* **Aim**
Extract all lines from the data beneath that include the word "JSON".
***
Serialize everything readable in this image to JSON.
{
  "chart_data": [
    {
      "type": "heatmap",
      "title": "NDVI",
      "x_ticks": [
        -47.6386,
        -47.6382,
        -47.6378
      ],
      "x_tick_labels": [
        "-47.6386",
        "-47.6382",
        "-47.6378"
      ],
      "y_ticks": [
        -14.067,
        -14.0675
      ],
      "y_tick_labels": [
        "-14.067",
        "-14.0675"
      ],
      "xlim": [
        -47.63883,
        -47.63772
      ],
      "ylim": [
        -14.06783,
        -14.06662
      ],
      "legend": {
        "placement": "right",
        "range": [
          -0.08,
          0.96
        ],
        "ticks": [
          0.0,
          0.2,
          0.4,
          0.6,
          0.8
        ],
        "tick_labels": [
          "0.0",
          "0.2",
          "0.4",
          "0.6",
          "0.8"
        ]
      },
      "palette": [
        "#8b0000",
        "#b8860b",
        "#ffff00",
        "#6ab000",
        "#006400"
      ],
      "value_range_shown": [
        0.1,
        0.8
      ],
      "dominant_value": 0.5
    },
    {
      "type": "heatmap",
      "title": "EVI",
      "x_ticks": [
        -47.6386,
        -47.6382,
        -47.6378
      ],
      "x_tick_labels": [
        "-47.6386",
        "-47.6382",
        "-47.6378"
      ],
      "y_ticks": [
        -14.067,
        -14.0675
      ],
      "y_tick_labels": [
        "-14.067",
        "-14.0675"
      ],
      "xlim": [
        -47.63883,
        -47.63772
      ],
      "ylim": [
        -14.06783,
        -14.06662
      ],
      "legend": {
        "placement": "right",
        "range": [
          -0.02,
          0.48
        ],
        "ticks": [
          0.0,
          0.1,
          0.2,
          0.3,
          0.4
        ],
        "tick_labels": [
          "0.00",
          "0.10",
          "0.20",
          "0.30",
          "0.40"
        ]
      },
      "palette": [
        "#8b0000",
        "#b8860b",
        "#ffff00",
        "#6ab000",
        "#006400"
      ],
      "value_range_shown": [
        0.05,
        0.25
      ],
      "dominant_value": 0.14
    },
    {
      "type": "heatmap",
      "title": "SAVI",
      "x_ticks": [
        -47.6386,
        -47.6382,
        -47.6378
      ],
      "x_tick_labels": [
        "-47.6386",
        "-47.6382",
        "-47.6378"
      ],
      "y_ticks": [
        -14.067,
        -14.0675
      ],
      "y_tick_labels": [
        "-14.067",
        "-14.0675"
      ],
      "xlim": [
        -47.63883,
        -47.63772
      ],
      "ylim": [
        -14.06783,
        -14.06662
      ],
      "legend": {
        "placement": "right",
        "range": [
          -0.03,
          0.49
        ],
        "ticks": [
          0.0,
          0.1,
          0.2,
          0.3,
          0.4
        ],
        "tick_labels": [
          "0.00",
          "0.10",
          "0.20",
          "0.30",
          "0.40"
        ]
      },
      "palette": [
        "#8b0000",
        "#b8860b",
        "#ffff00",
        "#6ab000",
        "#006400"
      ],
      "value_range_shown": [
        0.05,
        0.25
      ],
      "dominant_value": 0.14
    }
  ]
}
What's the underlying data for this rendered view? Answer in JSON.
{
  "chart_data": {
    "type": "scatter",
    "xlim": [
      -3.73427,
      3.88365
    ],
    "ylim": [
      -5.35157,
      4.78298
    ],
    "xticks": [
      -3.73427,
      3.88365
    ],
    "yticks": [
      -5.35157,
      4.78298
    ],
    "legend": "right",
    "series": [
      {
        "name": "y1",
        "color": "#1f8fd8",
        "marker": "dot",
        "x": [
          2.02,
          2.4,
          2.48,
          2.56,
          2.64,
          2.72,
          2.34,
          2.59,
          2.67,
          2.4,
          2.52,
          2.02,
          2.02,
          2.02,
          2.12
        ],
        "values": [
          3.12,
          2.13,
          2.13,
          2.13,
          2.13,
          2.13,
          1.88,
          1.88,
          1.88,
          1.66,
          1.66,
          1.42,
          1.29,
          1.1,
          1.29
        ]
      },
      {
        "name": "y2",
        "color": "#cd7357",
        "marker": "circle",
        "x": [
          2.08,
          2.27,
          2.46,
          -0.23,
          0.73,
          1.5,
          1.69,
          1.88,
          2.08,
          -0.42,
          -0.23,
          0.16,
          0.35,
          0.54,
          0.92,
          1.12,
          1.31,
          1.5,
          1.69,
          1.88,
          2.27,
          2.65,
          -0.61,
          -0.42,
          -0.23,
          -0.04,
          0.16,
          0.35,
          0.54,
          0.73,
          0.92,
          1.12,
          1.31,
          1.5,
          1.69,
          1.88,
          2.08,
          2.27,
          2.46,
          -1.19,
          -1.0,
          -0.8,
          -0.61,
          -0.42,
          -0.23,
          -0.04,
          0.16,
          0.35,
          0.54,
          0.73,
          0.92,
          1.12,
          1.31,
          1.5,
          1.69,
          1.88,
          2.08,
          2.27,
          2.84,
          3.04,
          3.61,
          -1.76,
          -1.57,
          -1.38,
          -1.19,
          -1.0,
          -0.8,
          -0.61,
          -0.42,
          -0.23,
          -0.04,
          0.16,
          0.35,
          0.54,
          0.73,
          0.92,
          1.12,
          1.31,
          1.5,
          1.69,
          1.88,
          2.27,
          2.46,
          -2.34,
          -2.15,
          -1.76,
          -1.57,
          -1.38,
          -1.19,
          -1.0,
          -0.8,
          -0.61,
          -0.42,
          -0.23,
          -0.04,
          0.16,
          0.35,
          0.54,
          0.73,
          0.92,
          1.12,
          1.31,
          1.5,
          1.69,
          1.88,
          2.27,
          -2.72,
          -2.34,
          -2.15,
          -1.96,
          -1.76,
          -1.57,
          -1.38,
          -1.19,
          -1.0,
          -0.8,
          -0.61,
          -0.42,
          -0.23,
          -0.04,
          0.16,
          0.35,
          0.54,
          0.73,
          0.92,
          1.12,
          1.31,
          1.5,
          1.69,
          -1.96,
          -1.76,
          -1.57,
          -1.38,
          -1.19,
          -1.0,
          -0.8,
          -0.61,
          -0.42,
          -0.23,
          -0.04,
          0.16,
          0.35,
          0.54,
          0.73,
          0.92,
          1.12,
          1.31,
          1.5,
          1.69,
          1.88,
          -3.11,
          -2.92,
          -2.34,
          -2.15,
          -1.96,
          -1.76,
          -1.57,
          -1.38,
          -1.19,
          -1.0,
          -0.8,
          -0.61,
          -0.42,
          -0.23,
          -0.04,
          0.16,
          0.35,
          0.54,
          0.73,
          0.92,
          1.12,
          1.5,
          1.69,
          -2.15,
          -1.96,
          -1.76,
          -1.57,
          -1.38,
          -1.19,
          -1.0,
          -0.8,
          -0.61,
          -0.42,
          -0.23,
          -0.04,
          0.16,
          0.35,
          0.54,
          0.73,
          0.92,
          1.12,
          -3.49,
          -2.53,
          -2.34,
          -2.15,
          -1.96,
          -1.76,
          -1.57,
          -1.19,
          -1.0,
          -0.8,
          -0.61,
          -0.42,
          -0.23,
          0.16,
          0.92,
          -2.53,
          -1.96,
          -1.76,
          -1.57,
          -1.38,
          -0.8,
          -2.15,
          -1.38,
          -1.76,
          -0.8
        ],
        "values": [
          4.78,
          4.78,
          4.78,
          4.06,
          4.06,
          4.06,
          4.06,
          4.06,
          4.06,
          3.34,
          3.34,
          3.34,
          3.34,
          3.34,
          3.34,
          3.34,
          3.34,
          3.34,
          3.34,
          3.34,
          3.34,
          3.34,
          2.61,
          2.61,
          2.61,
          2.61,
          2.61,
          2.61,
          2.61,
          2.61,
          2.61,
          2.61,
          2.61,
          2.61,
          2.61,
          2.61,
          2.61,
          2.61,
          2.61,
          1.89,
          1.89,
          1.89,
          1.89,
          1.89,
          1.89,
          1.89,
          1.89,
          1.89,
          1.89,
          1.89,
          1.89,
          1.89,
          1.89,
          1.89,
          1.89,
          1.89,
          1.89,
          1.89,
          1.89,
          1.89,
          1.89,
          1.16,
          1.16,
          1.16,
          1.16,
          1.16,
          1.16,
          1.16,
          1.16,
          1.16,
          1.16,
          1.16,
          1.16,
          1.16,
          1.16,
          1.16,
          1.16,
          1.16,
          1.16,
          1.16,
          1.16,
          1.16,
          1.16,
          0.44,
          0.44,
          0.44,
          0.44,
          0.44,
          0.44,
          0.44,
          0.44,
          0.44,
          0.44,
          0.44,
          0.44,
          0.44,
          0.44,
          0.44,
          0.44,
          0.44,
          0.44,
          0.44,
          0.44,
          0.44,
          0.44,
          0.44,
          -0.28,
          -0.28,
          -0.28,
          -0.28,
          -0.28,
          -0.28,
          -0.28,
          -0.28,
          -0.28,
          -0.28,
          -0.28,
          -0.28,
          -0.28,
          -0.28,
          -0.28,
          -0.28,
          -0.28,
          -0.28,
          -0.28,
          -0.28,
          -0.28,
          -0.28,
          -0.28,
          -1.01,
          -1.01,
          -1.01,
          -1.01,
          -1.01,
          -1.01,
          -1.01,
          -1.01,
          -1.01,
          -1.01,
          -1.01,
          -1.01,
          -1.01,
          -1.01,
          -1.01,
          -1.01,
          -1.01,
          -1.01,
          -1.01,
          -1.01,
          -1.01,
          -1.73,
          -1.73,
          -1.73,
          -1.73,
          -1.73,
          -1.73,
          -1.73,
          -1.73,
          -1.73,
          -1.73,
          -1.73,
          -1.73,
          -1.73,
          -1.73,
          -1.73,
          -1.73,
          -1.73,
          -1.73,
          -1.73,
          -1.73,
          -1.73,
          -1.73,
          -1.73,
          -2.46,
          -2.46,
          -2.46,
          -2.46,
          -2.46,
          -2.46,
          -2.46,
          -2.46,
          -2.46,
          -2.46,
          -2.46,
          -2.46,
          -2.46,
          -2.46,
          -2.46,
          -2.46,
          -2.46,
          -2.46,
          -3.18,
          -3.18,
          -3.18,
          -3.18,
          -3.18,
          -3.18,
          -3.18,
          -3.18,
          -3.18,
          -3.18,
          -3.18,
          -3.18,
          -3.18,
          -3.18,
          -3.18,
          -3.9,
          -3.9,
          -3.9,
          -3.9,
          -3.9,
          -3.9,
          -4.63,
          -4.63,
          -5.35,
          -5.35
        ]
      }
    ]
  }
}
***
* **Problem solution**
Serialize everything readable in this image to JSON.
What's the underlying data for this rendered view? Answer in JSON.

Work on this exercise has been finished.